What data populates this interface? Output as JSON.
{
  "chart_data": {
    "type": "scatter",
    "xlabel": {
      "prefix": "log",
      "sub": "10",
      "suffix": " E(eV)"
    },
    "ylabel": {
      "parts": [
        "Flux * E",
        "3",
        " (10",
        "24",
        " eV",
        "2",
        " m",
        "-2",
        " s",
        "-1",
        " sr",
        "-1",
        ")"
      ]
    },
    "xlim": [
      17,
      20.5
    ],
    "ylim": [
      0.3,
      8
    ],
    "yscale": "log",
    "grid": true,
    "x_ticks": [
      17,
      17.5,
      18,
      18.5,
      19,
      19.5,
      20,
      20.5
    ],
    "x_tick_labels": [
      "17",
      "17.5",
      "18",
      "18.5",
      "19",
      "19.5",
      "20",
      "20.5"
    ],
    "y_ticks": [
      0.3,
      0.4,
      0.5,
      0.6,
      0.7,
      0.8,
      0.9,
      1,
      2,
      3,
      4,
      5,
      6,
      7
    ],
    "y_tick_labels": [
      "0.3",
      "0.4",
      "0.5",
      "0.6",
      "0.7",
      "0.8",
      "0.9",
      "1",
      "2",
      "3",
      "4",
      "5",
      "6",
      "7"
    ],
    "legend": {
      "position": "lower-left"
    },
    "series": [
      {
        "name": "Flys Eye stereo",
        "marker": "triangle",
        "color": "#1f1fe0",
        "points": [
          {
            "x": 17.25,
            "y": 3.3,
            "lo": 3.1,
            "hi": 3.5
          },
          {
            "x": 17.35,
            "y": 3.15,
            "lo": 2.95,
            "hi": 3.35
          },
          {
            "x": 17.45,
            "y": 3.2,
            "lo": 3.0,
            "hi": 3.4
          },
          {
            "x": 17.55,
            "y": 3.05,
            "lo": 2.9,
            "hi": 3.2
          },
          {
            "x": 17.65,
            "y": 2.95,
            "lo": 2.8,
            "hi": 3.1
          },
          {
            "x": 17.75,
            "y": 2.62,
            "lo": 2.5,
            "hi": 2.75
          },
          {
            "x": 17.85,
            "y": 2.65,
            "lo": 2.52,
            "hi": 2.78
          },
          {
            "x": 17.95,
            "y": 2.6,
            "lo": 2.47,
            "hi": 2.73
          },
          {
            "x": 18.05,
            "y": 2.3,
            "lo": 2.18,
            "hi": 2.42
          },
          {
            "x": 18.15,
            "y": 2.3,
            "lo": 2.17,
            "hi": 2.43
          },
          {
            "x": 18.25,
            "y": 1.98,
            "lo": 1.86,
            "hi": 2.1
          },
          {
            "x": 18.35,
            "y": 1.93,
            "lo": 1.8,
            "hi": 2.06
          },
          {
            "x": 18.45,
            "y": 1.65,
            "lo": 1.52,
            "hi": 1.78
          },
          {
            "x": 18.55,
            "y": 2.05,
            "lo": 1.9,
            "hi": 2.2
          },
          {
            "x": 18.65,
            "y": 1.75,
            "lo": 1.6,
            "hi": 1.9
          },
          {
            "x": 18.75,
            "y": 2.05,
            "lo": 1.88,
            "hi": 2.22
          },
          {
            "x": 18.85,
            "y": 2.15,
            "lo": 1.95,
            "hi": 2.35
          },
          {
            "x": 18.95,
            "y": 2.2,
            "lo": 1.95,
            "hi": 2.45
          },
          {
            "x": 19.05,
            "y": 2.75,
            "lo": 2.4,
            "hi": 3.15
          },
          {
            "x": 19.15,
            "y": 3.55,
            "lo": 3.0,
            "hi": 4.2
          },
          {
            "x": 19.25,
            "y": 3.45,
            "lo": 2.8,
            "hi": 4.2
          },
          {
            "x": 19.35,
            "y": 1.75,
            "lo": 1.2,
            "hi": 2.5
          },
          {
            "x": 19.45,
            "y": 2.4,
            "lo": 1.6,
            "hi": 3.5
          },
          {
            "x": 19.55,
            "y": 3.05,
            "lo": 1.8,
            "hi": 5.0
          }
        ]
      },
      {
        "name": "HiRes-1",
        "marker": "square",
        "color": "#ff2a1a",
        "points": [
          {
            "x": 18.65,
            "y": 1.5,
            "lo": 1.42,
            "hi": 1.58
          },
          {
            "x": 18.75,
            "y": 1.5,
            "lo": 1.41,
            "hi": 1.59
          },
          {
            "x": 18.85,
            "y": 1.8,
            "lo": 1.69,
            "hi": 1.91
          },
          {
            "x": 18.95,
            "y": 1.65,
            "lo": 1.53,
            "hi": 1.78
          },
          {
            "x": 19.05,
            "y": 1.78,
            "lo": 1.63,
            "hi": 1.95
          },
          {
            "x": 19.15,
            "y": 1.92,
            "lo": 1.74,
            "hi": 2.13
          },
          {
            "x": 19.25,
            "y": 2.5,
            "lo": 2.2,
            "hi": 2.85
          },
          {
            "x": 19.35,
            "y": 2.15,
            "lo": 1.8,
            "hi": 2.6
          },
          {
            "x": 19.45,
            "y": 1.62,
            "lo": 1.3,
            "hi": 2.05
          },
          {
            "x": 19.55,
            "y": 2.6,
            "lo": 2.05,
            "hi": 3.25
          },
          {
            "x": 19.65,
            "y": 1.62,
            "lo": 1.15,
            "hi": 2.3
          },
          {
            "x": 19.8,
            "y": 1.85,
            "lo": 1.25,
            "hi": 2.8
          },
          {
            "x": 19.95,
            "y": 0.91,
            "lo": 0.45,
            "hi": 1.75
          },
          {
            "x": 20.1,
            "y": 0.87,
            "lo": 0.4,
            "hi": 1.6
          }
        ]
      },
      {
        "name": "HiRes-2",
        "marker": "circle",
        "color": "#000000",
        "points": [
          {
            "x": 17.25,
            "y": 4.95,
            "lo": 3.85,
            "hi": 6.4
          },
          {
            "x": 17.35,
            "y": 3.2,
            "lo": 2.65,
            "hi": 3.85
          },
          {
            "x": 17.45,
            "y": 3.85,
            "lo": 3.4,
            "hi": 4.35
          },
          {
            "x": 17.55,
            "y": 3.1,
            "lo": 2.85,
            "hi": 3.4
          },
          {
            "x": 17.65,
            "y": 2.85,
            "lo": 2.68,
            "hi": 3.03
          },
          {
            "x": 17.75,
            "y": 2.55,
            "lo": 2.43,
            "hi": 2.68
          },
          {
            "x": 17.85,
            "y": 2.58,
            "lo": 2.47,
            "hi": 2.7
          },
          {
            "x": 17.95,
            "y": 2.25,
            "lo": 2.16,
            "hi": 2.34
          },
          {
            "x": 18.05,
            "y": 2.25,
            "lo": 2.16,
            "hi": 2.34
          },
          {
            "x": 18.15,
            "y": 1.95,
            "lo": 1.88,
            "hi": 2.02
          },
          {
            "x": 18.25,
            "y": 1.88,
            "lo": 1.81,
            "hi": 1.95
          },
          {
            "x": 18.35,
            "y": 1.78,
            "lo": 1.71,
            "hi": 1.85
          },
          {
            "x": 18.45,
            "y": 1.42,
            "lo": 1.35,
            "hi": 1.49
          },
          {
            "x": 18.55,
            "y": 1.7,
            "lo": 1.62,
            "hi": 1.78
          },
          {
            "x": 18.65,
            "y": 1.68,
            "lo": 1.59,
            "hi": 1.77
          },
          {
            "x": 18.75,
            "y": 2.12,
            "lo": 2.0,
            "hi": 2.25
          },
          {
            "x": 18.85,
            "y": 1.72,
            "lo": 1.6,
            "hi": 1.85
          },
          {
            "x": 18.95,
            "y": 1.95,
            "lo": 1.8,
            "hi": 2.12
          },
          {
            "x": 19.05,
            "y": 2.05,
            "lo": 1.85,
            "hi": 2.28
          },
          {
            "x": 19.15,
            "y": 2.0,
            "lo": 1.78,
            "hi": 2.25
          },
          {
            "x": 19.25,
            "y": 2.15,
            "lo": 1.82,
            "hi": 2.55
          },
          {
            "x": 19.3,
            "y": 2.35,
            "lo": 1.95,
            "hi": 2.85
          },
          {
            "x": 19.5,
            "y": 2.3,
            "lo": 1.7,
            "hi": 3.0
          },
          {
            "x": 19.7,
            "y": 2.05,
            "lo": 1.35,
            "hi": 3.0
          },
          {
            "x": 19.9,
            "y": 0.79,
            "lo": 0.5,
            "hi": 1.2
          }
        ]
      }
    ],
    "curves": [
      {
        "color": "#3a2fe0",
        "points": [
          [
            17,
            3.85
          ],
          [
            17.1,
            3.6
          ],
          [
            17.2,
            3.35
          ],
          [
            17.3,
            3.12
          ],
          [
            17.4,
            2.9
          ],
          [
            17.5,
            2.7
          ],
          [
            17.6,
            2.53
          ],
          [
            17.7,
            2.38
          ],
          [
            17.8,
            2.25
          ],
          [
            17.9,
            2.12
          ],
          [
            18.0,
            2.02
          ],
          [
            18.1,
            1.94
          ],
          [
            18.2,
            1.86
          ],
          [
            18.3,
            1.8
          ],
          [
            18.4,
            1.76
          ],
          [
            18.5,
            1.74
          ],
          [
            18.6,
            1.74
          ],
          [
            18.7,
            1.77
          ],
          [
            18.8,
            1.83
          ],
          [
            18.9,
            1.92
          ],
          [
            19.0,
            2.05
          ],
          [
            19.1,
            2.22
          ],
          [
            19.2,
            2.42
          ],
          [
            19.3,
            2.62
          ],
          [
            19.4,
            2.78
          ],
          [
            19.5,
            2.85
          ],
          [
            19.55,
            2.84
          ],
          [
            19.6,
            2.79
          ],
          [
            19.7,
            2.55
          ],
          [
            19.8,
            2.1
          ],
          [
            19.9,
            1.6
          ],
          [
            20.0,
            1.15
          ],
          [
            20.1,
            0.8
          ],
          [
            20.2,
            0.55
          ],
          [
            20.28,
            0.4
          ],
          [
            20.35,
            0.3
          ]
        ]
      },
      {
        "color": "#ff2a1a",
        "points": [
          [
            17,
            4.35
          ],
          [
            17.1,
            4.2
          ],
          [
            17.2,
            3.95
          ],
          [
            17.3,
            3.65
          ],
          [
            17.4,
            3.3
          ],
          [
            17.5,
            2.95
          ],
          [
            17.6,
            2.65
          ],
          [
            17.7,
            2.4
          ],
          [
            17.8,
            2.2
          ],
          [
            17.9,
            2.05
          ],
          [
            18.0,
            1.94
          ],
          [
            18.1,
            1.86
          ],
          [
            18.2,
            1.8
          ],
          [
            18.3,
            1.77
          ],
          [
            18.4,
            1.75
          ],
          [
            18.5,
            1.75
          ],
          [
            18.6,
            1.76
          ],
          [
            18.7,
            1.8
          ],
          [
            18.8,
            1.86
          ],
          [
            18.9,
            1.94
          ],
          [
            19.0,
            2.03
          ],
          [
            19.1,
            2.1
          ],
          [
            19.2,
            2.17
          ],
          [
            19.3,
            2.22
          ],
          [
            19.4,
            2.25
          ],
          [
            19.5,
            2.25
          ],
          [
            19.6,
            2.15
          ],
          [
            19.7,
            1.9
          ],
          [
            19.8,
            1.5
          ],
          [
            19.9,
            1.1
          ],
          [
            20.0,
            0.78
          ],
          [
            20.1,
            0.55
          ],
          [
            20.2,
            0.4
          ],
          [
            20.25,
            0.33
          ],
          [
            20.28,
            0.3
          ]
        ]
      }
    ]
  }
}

──────────

WHAT TO DO: Report the number of lines that include the string "name"; return nothing but the count.

EXPECTED ANSWER: 3